Required work → Repeat every record below exactly, omitting any pictures.

The data →
■ ■ ■ ■ ■

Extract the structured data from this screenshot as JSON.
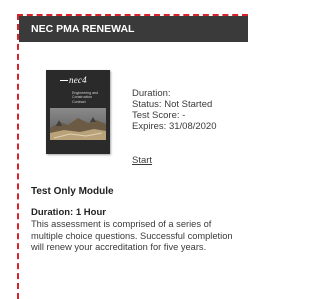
{
  "card": {
    "title": "NEC PMA RENEWAL",
    "book": {
      "logo": "nec4",
      "title": "Engineering and Construction Contract"
    },
    "meta": {
      "duration": "Duration:",
      "status": "Status: Not Started",
      "test_score": "Test Score: -",
      "expires": "Expires: 31/08/2020"
    },
    "start_label": "Start",
    "module_title": "Test Only Module",
    "duration_label": "Duration: 1 Hour",
    "description": "This assessment is comprised of a series of multiple choice questions. Successful completion will renew your accreditation for five years."
  },
  "colors": {
    "header_bg": "#3a3a3a",
    "dashed_border": "#d9232a",
    "text": "#333333"
  },
  "icons": [
    "book-cover-image"
  ]
}
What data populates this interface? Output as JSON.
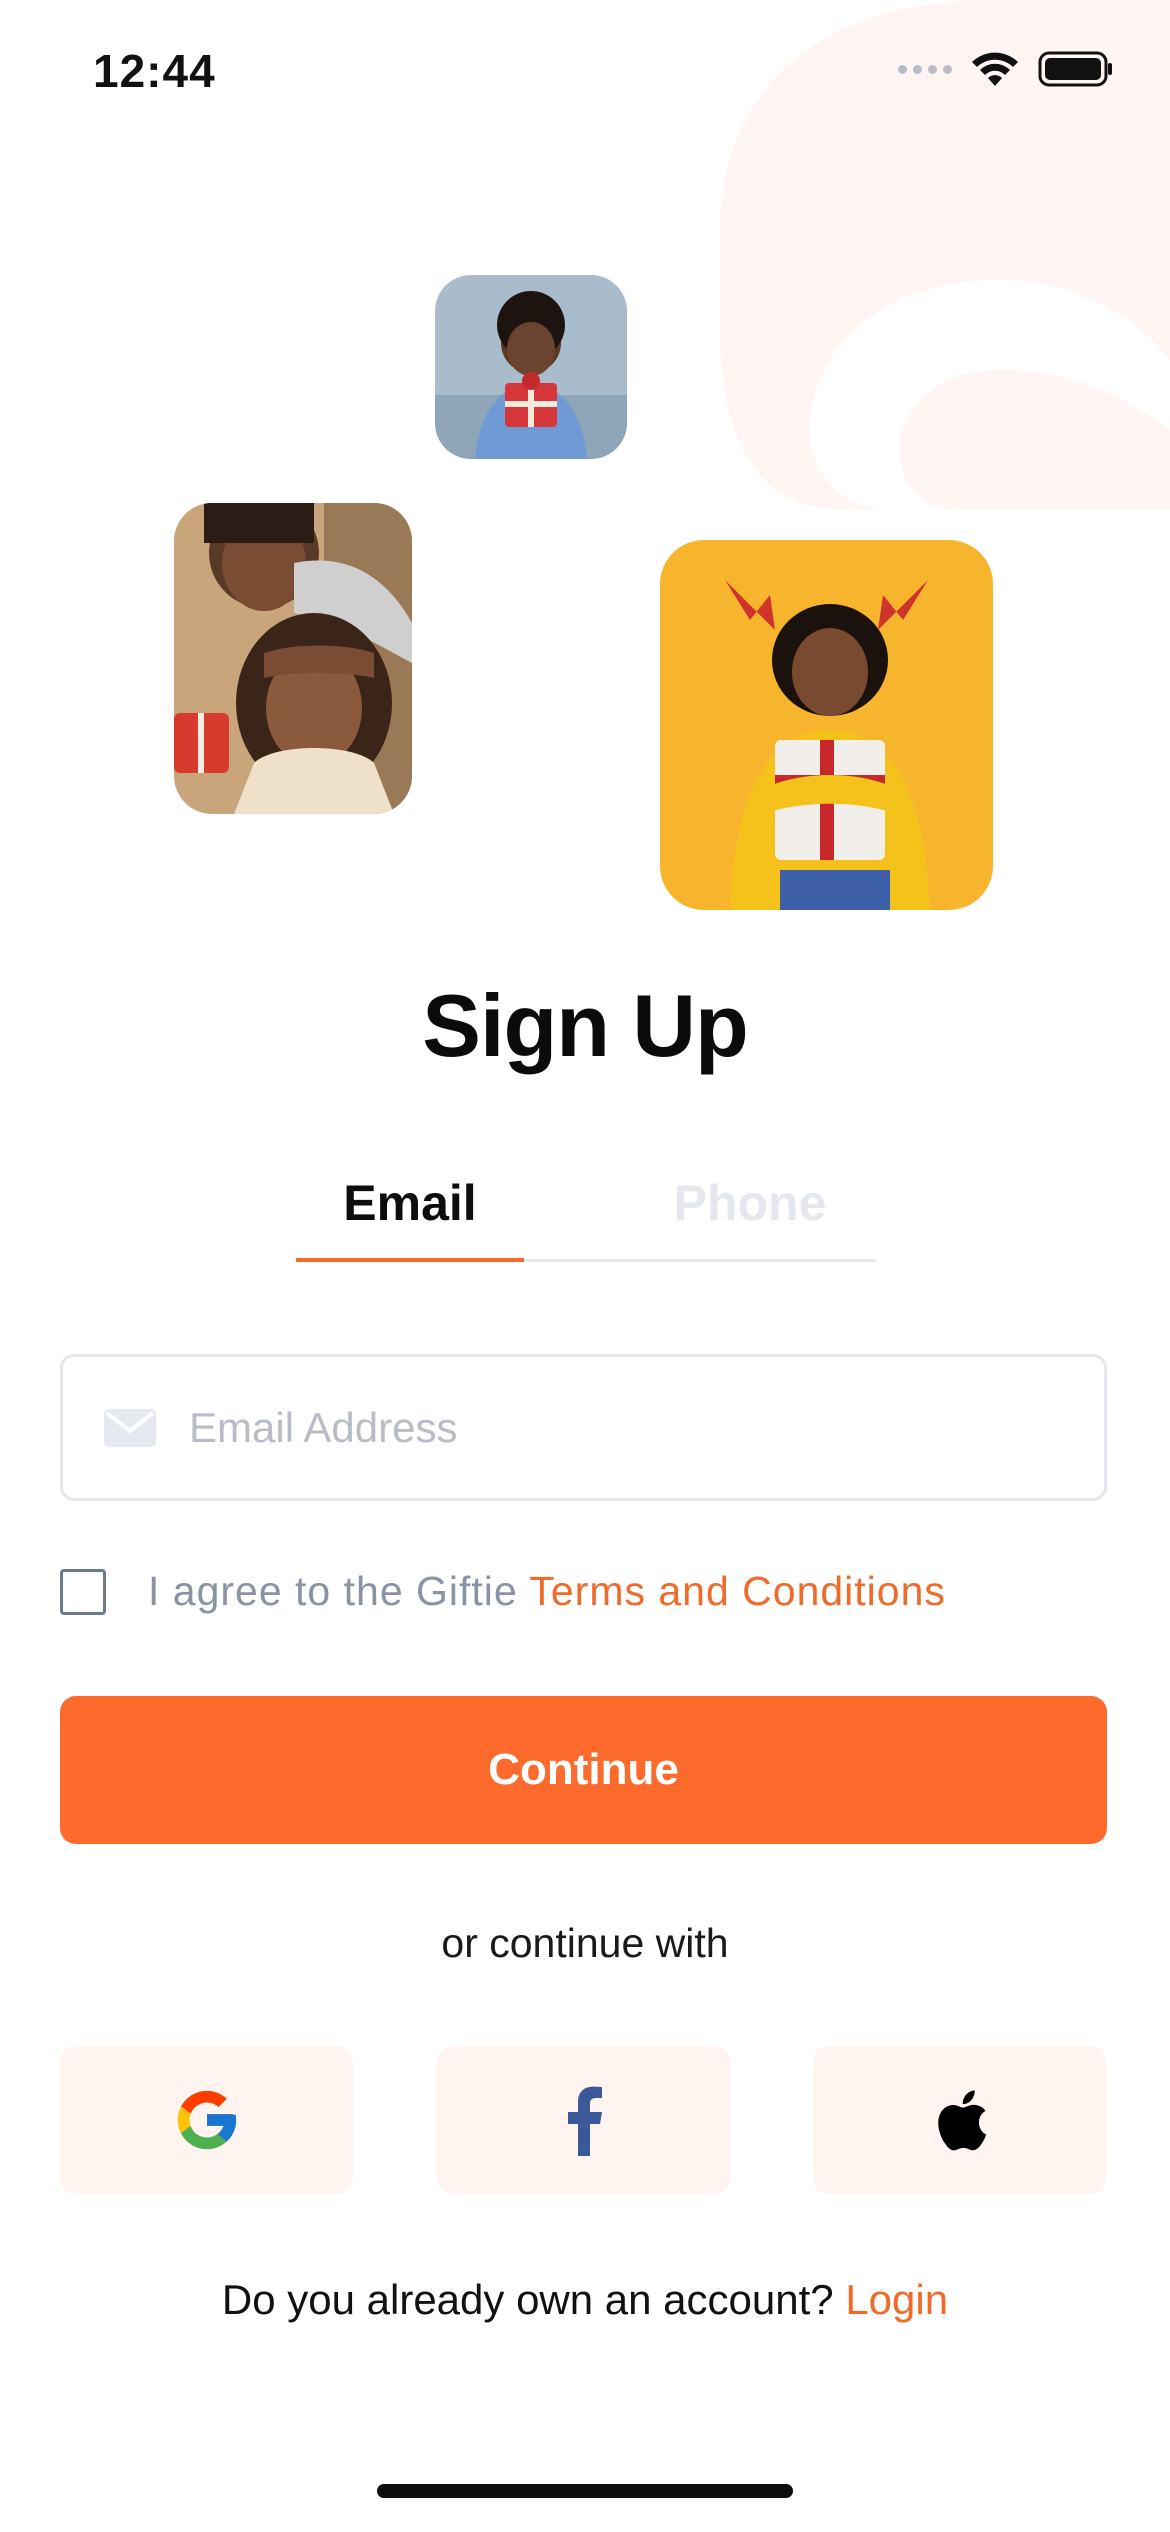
{
  "status_bar": {
    "time": "12:44"
  },
  "title": "Sign Up",
  "tabs": [
    {
      "label": "Email",
      "active": true
    },
    {
      "label": "Phone",
      "active": false
    }
  ],
  "email_field": {
    "placeholder": "Email Address",
    "value": "",
    "icon": "mail-icon"
  },
  "terms": {
    "checked": false,
    "prefix": "I agree to the Giftie ",
    "link_label": "Terms and Conditions"
  },
  "continue_label": "Continue",
  "or_text": "or continue with",
  "social": [
    {
      "name": "google",
      "icon": "google-icon"
    },
    {
      "name": "facebook",
      "icon": "facebook-icon"
    },
    {
      "name": "apple",
      "icon": "apple-icon"
    }
  ],
  "login": {
    "prompt": "Do you already own an account? ",
    "link_label": "Login"
  },
  "colors": {
    "accent": "#fd6b2c",
    "link": "#f06a2a",
    "social_bg": "#fff4f0",
    "muted_text": "#8a93a4",
    "border": "#e4e7ee"
  }
}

■ ■ ■ ■ ■

Finished task →
Extract the structured data from this screenshot as JSON.
{
  "card": {
    "title": "NEC PMA RENEWAL",
    "book": {
      "logo": "nec4",
      "title": "Engineering and Construction Contract"
    },
    "meta": {
      "duration": "Duration:",
      "status": "Status: Not Started",
      "test_score": "Test Score: -",
      "expires": "Expires: 31/08/2020"
    },
    "start_label": "Start",
    "module_title": "Test Only Module",
    "duration_label": "Duration: 1 Hour",
    "description": "This assessment is comprised of a series of multiple choice questions. Successful completion will renew your accreditation for five years."
  },
  "colors": {
    "header_bg": "#3a3a3a",
    "dashed_border": "#d9232a",
    "text": "#333333"
  },
  "icons": [
    "book-cover-image"
  ]
}
What data populates this interface? Output as JSON.
{
  "status_bar": {
    "time": "12:44"
  },
  "title": "Sign Up",
  "tabs": [
    {
      "label": "Email",
      "active": true
    },
    {
      "label": "Phone",
      "active": false
    }
  ],
  "email_field": {
    "placeholder": "Email Address",
    "value": "",
    "icon": "mail-icon"
  },
  "terms": {
    "checked": false,
    "prefix": "I agree to the Giftie ",
    "link_label": "Terms and Conditions"
  },
  "continue_label": "Continue",
  "or_text": "or continue with",
  "social": [
    {
      "name": "google",
      "icon": "google-icon"
    },
    {
      "name": "facebook",
      "icon": "facebook-icon"
    },
    {
      "name": "apple",
      "icon": "apple-icon"
    }
  ],
  "login": {
    "prompt": "Do you already own an account? ",
    "link_label": "Login"
  },
  "colors": {
    "accent": "#fd6b2c",
    "link": "#f06a2a",
    "social_bg": "#fff4f0",
    "muted_text": "#8a93a4",
    "border": "#e4e7ee"
  }
}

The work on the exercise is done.